Copy the data exactly as it appears, and do not include any pictures.

start Record set

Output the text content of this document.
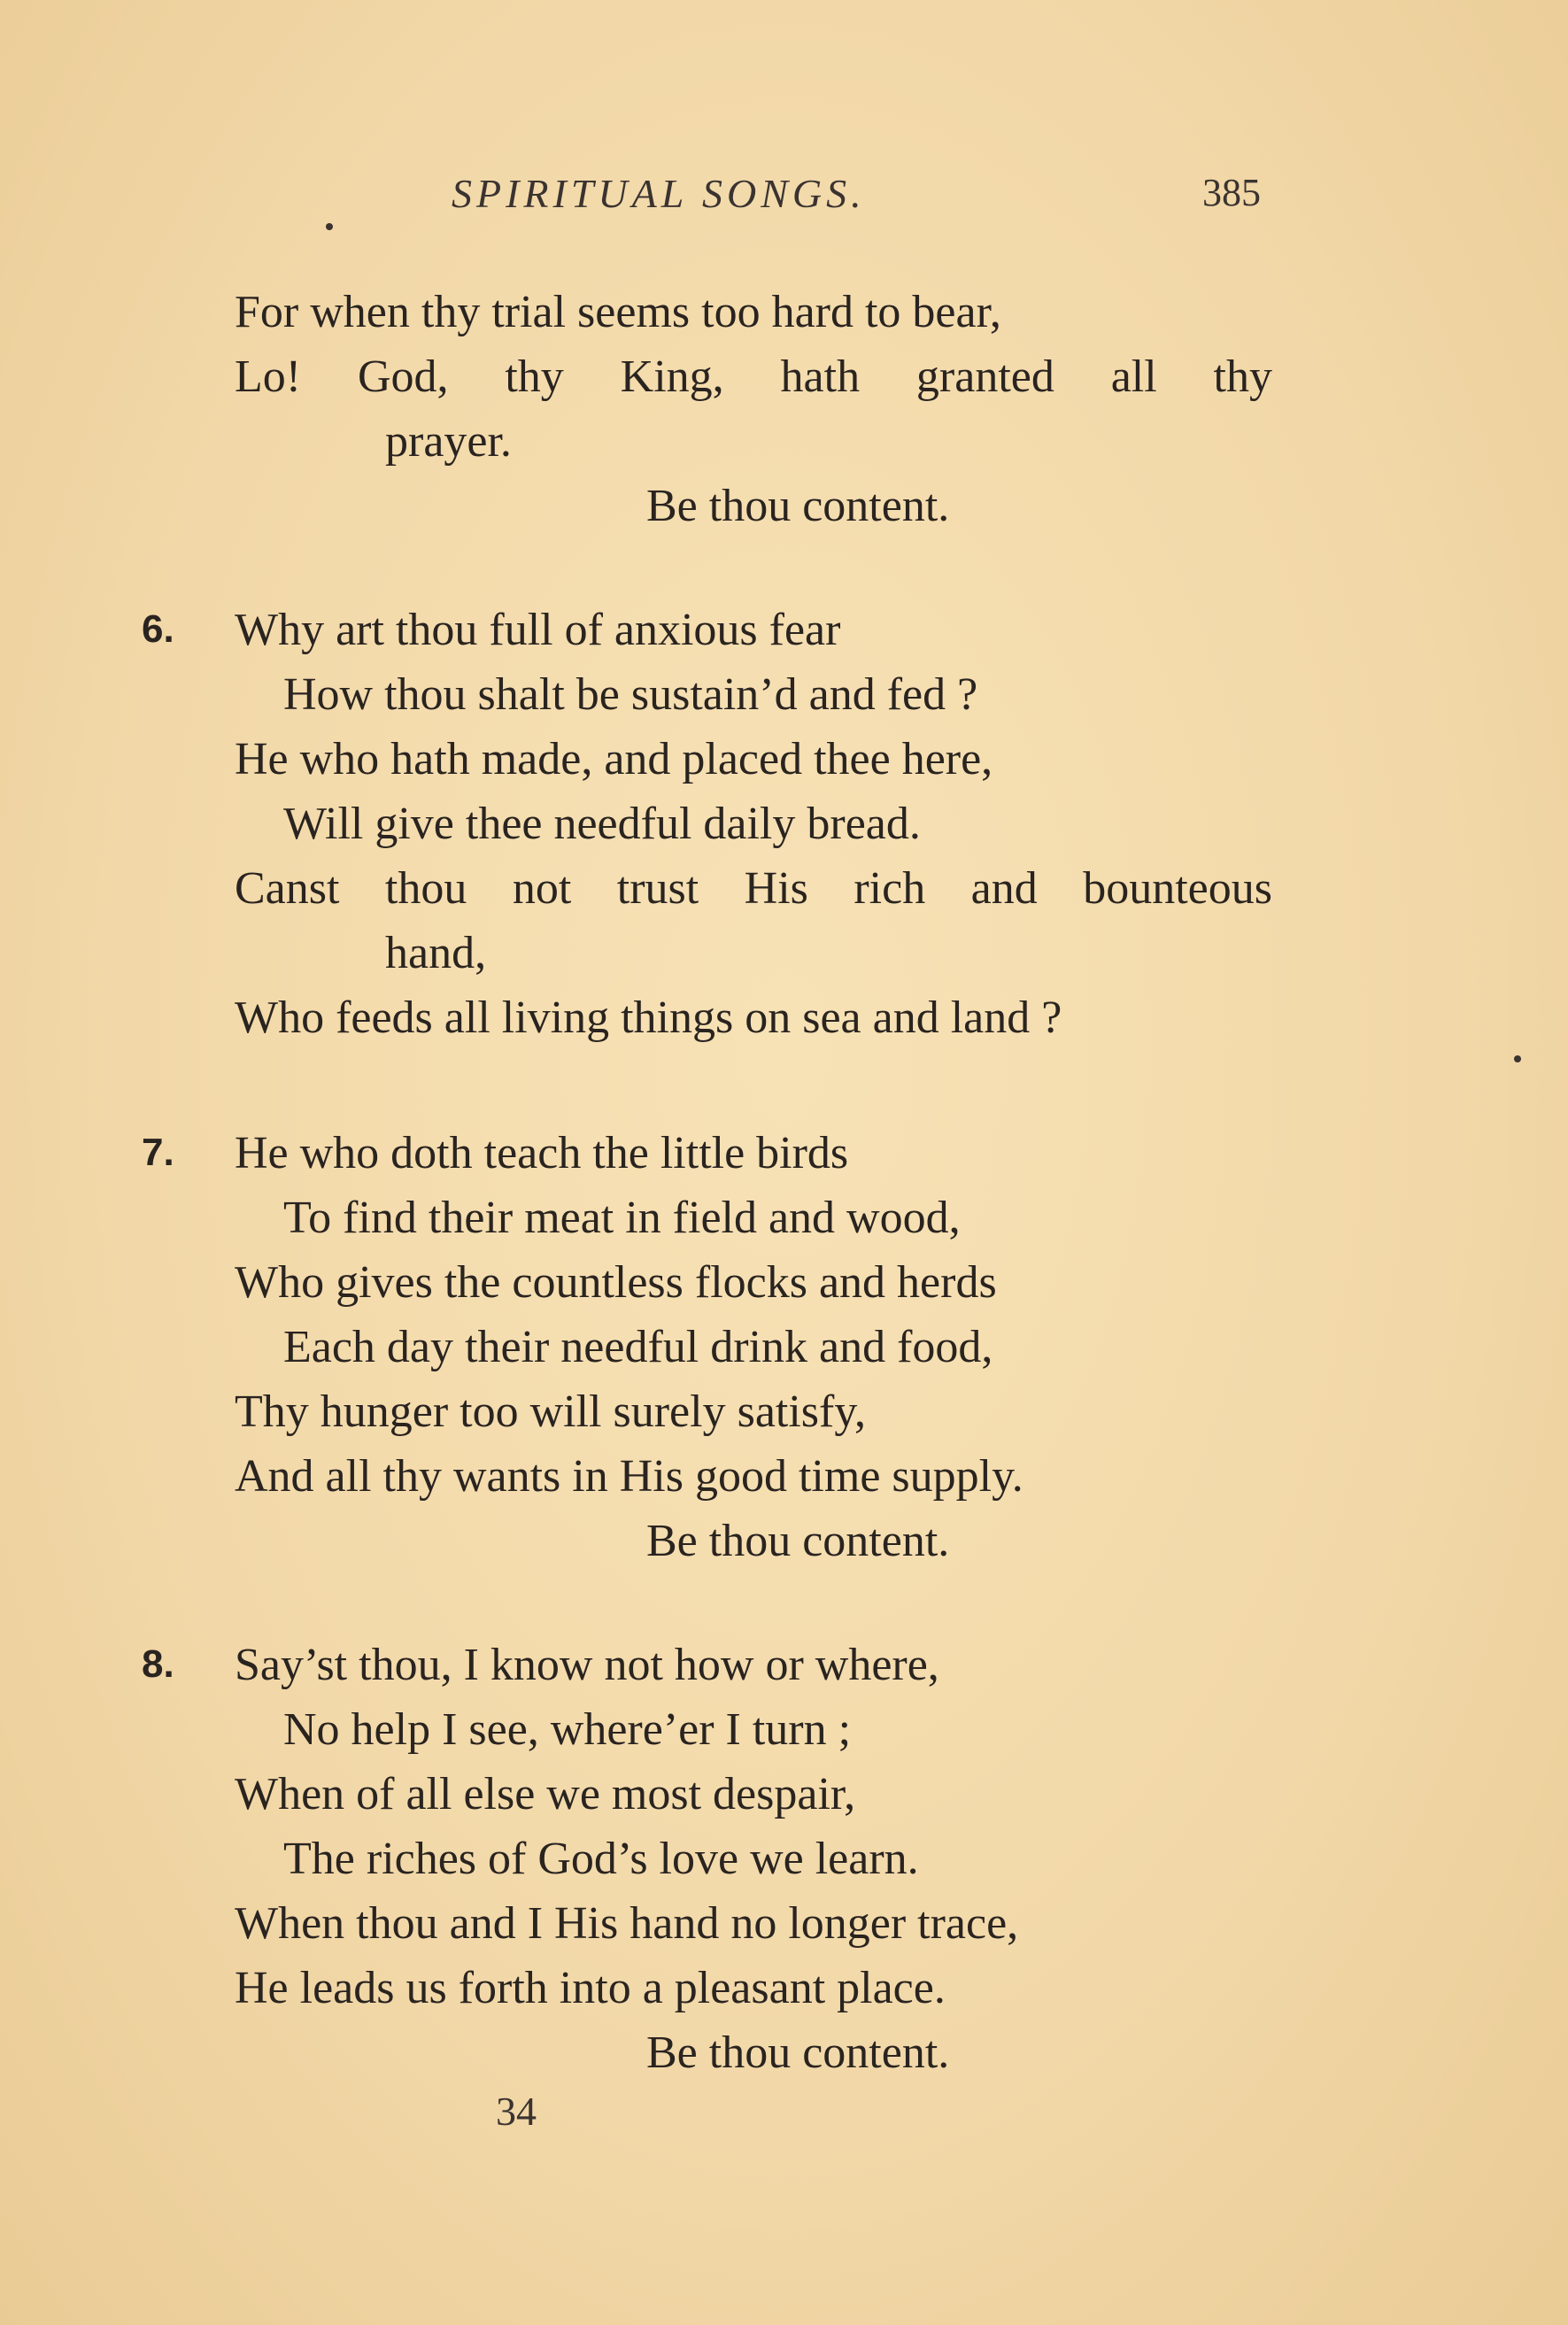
SPIRITUAL SONGS.	385
For when thy trial seems too hard to bear,
Lo! God, thy King, hath granted all thy
prayer.
Be thou content.
6. Why art thou full of anxious fear
How thou shalt be sustain’d and fed ?
He who hath made, and placed thee here,
Will give thee needful daily bread.
Canst thou not trust His rich and bounteous
hand,
Who feeds all living things on sea and land ?
7. He who doth teach the little birds
To find their meat in field and wood,
Who gives the countless flocks and herds
Each day their needful drink and food,
Thy hunger too will surely satisfy,
And all thy wants in His good time supply.
Be thou content.
8. Say’st thou, I know not how or where,
No help I see, where’er I turn ;
When of all else we most despair,
The riches of God’s love we learn.
When thou and I His hand no longer trace,
He leads us forth into a pleasant place.
Be thou content.
34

end Record set

» **Reply**
Output the text content of this document.
SPIRITUAL SONGS.	385
For when thy trial seems too hard to bear,
Lo! God, thy King, hath granted all thy
prayer.
Be thou content.
6. Why art thou full of anxious fear
How thou shalt be sustain’d and fed ?
He who hath made, and placed thee here,
Will give thee needful daily bread.
Canst thou not trust His rich and bounteous
hand,
Who feeds all living things on sea and land ?
7. He who doth teach the little birds
To find their meat in field and wood,
Who gives the countless flocks and herds
Each day their needful drink and food,
Thy hunger too will surely satisfy,
And all thy wants in His good time supply.
Be thou content.
8. Say’st thou, I know not how or where,
No help I see, where’er I turn ;
When of all else we most despair,
The riches of God’s love we learn.
When thou and I His hand no longer trace,
He leads us forth into a pleasant place.
Be thou content.
34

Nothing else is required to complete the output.